Material to process

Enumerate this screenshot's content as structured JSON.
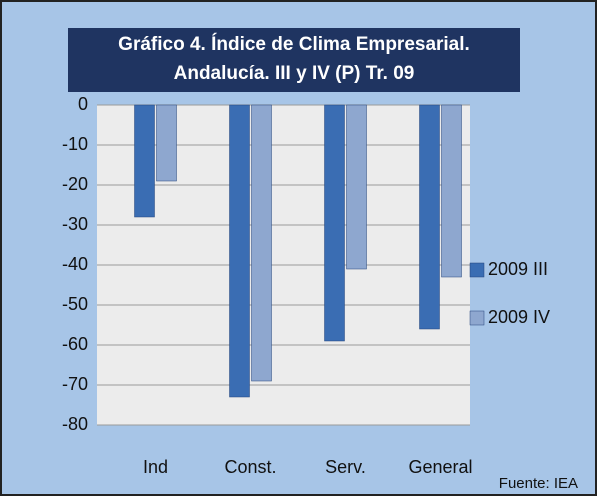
{
  "chart_data": {
    "type": "bar",
    "title": [
      "Gráfico 4. Índice de Clima Empresarial.",
      "Andalucía. III y IV (P) Tr. 09"
    ],
    "categories": [
      "Ind",
      "Const.",
      "Serv.",
      "General"
    ],
    "series": [
      {
        "name": "2009 III",
        "color": "#3a6db3",
        "values": [
          -28,
          -73,
          -59,
          -56
        ]
      },
      {
        "name": "2009 IV",
        "color": "#8ea7cf",
        "values": [
          -19,
          -69,
          -41,
          -43
        ]
      }
    ],
    "ylim": [
      -80,
      0
    ],
    "yticks": [
      0,
      -10,
      -20,
      -30,
      -40,
      -50,
      -60,
      -70,
      -80
    ],
    "grid": true,
    "legend": "right",
    "annotation": "Fuente: IEA"
  }
}
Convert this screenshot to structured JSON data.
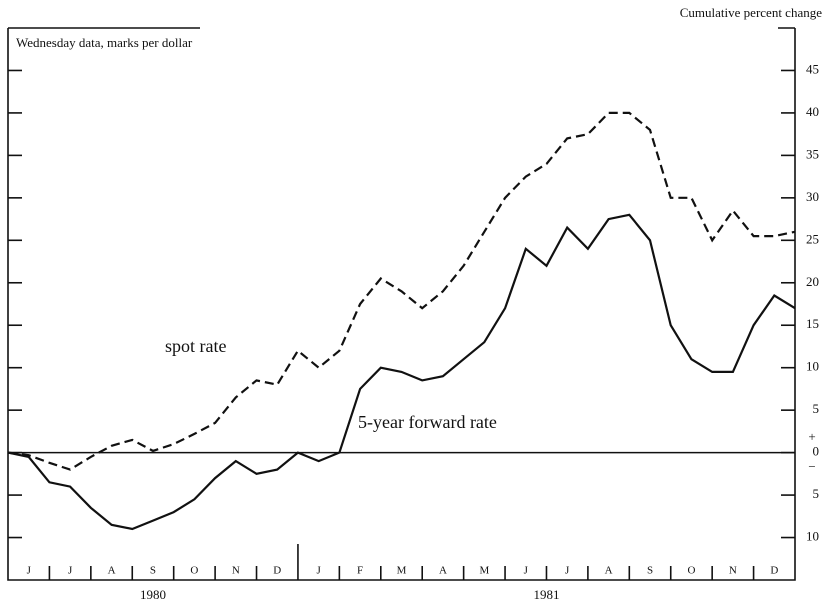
{
  "chart_data": {
    "type": "line",
    "title": "Cumulative percent change",
    "subtitle": "Wednesday data, marks per dollar",
    "months": [
      "J",
      "J",
      "A",
      "S",
      "O",
      "N",
      "D",
      "J",
      "F",
      "M",
      "A",
      "M",
      "J",
      "J",
      "A",
      "S",
      "O",
      "N",
      "D"
    ],
    "years": [
      "1980",
      "1981"
    ],
    "sign_labels": [
      "+",
      "−"
    ],
    "series": [
      {
        "name": "spot rate",
        "color": "#111",
        "dashed": true,
        "values": [
          0,
          -0.3,
          -1.2,
          -2,
          -0.5,
          0.8,
          1.5,
          0.2,
          1,
          2.2,
          3.5,
          6.5,
          8.5,
          8,
          12,
          10,
          12,
          17.5,
          20.5,
          19,
          17,
          19,
          22,
          26,
          30,
          32.5,
          34,
          37,
          37.5,
          40,
          40,
          38,
          30,
          30,
          25,
          28.5,
          25.5,
          25.5,
          26
        ]
      },
      {
        "name": "5-year forward rate",
        "color": "#111",
        "dashed": false,
        "values": [
          0,
          -0.5,
          -3.5,
          -4,
          -6.5,
          -8.5,
          -9,
          -8,
          -7,
          -5.5,
          -3,
          -1,
          -2.5,
          -2,
          0,
          -1,
          0,
          7.5,
          10,
          9.5,
          8.5,
          9,
          11,
          13,
          17,
          24,
          22,
          26.5,
          24,
          27.5,
          28,
          25,
          15,
          11,
          9.5,
          9.5,
          15,
          18.5,
          17
        ]
      }
    ],
    "ylim": [
      -15,
      50
    ],
    "yticks": [
      {
        "value": -10,
        "label": "10"
      },
      {
        "value": -5,
        "label": "5"
      },
      0,
      5,
      10,
      15,
      20,
      25,
      30,
      35,
      40,
      45
    ]
  }
}
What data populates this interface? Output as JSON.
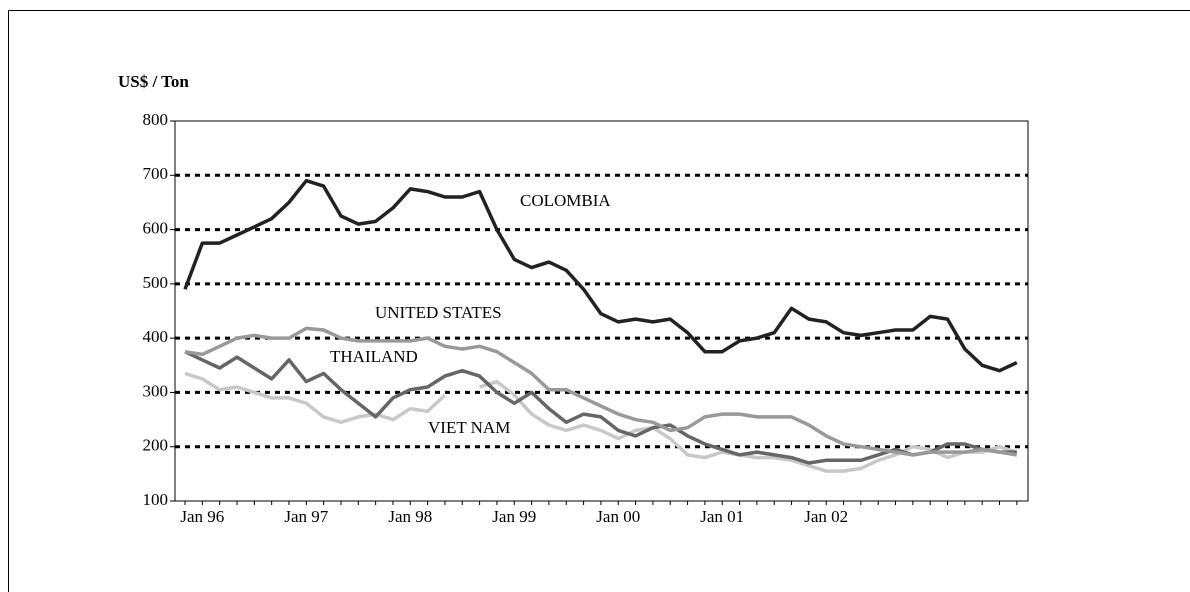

To do
Check every line for "JSON" and show the ones that have it.

Completed task
Enumerate this screenshot's content as structured JSON.
Convert this screenshot to structured JSON data.
What data populates this interface? Output as JSON.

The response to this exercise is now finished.